*TASK OBJECTIVE*. Say how many lines contain the word "this" and give no other text.

### INFORMATION SUPPLIED

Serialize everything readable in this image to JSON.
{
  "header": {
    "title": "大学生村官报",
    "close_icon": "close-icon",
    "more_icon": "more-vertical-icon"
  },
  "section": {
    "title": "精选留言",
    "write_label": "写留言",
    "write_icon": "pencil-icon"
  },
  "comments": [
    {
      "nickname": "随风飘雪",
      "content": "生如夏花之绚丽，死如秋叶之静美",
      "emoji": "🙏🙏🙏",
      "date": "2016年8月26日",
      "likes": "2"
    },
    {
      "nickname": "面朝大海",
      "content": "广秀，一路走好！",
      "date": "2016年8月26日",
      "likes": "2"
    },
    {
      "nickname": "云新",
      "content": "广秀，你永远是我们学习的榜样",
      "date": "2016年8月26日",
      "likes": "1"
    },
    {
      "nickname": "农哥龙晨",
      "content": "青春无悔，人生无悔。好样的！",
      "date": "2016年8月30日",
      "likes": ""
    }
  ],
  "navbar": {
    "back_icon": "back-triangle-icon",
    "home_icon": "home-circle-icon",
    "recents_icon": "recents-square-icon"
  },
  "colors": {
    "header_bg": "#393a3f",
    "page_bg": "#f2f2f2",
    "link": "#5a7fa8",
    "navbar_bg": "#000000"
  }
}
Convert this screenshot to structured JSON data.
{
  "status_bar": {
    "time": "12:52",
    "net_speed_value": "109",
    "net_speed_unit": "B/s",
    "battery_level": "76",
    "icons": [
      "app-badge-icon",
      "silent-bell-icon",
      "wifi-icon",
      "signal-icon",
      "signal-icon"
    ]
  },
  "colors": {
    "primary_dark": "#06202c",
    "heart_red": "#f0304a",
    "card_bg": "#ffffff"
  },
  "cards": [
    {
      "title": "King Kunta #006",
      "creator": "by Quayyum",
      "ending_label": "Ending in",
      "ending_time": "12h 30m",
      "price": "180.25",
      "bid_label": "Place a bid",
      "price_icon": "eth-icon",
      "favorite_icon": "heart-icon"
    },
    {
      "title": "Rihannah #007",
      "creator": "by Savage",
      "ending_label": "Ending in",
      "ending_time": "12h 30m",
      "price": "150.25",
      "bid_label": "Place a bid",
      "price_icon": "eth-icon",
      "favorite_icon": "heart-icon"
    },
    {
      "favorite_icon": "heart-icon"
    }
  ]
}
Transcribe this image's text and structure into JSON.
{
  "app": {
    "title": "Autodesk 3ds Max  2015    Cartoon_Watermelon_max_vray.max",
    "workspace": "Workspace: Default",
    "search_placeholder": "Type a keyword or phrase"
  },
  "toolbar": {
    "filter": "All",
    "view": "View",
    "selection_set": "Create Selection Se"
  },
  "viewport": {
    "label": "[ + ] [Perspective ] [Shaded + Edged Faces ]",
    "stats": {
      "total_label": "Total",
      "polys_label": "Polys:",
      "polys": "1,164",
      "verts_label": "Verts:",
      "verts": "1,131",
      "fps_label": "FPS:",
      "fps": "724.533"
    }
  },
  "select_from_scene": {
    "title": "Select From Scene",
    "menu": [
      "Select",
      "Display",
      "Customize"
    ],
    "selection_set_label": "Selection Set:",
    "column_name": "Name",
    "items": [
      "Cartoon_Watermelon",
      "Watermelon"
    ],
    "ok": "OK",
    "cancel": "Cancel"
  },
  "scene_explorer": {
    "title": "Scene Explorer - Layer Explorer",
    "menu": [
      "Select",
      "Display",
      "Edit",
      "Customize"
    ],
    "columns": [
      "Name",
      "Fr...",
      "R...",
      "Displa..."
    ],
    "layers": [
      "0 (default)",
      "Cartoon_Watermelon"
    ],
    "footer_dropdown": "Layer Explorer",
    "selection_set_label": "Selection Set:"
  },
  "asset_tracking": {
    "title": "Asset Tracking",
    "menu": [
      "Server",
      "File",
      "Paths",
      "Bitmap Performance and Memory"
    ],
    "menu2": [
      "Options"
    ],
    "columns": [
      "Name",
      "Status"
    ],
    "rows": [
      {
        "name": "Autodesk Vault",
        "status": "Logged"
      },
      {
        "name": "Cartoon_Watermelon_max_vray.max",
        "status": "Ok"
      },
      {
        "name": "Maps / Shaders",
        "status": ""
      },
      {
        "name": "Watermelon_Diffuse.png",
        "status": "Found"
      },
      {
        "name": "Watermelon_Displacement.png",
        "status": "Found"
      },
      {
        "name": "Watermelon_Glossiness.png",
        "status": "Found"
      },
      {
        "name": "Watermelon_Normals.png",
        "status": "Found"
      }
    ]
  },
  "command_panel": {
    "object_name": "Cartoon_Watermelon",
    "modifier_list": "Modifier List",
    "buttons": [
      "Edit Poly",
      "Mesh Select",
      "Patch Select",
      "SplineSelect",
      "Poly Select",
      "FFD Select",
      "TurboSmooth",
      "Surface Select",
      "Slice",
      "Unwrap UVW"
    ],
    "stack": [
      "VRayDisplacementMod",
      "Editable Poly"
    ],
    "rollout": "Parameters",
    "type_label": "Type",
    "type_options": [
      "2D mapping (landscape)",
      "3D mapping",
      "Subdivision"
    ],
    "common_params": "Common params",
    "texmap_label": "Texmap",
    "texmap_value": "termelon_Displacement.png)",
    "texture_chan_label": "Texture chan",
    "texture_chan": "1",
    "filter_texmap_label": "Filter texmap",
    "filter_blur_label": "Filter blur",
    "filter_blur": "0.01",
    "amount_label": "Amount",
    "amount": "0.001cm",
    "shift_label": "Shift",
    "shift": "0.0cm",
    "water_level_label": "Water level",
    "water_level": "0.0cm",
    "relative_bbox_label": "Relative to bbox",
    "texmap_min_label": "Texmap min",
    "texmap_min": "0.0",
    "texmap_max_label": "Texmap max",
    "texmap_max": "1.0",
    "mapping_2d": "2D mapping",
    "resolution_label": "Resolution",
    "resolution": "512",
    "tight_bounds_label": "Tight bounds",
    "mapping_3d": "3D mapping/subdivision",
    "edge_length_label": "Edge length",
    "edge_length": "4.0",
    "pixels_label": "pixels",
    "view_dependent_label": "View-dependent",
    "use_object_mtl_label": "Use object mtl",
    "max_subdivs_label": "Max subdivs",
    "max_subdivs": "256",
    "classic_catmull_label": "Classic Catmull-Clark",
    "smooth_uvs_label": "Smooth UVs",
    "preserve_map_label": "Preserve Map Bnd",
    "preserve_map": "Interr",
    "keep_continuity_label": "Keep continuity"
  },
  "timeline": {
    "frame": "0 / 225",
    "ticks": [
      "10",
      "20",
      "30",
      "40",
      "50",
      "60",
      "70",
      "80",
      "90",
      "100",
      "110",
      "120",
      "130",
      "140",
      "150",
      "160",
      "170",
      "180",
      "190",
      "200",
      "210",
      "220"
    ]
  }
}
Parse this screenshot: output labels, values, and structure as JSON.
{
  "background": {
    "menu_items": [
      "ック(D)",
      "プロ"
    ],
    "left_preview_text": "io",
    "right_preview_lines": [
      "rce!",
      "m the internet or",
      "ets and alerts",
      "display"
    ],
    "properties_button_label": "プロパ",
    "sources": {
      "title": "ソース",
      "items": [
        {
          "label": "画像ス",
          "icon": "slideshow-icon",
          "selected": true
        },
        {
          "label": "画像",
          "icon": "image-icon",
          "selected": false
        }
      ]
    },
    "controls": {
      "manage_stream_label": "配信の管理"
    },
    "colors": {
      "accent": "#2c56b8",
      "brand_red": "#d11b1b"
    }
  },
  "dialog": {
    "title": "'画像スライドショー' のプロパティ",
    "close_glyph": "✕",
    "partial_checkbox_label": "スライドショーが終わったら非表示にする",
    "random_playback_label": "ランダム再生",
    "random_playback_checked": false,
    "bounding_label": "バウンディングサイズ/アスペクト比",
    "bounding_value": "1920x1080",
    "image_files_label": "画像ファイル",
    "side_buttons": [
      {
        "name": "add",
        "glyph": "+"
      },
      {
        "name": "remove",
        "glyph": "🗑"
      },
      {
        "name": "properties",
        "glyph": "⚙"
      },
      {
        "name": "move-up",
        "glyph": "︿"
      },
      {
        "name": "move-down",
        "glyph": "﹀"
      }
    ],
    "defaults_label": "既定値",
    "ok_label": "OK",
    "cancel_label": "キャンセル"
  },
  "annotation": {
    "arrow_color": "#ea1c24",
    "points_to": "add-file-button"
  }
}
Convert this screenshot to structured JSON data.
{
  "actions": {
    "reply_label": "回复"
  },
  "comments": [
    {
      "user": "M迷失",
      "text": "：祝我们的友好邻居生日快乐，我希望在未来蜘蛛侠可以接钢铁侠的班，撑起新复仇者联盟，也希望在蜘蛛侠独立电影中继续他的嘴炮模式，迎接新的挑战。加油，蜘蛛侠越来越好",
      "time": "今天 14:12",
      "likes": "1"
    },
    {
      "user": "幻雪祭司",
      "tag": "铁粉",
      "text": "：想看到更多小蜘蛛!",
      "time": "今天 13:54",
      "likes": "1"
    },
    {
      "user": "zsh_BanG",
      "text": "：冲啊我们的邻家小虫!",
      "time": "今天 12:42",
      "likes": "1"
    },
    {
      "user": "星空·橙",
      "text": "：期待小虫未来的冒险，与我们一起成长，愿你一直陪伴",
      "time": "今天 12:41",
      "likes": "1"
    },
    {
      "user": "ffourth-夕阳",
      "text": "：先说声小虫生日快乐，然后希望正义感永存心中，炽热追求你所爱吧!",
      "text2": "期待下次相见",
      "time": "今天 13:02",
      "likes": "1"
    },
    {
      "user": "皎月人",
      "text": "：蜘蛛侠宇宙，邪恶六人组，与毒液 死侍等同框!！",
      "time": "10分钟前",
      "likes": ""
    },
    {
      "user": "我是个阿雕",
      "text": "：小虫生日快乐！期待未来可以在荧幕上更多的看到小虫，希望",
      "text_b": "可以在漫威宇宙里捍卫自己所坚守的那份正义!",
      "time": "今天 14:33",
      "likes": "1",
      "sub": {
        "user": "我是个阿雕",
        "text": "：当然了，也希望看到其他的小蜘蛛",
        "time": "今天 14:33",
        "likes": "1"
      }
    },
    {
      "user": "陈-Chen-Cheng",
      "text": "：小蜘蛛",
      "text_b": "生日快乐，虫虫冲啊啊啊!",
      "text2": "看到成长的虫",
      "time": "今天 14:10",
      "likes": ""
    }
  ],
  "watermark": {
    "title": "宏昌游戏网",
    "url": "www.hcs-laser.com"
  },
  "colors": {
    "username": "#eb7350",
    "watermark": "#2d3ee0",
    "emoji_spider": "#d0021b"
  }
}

######

*WRITTEN RESPONSE*. 5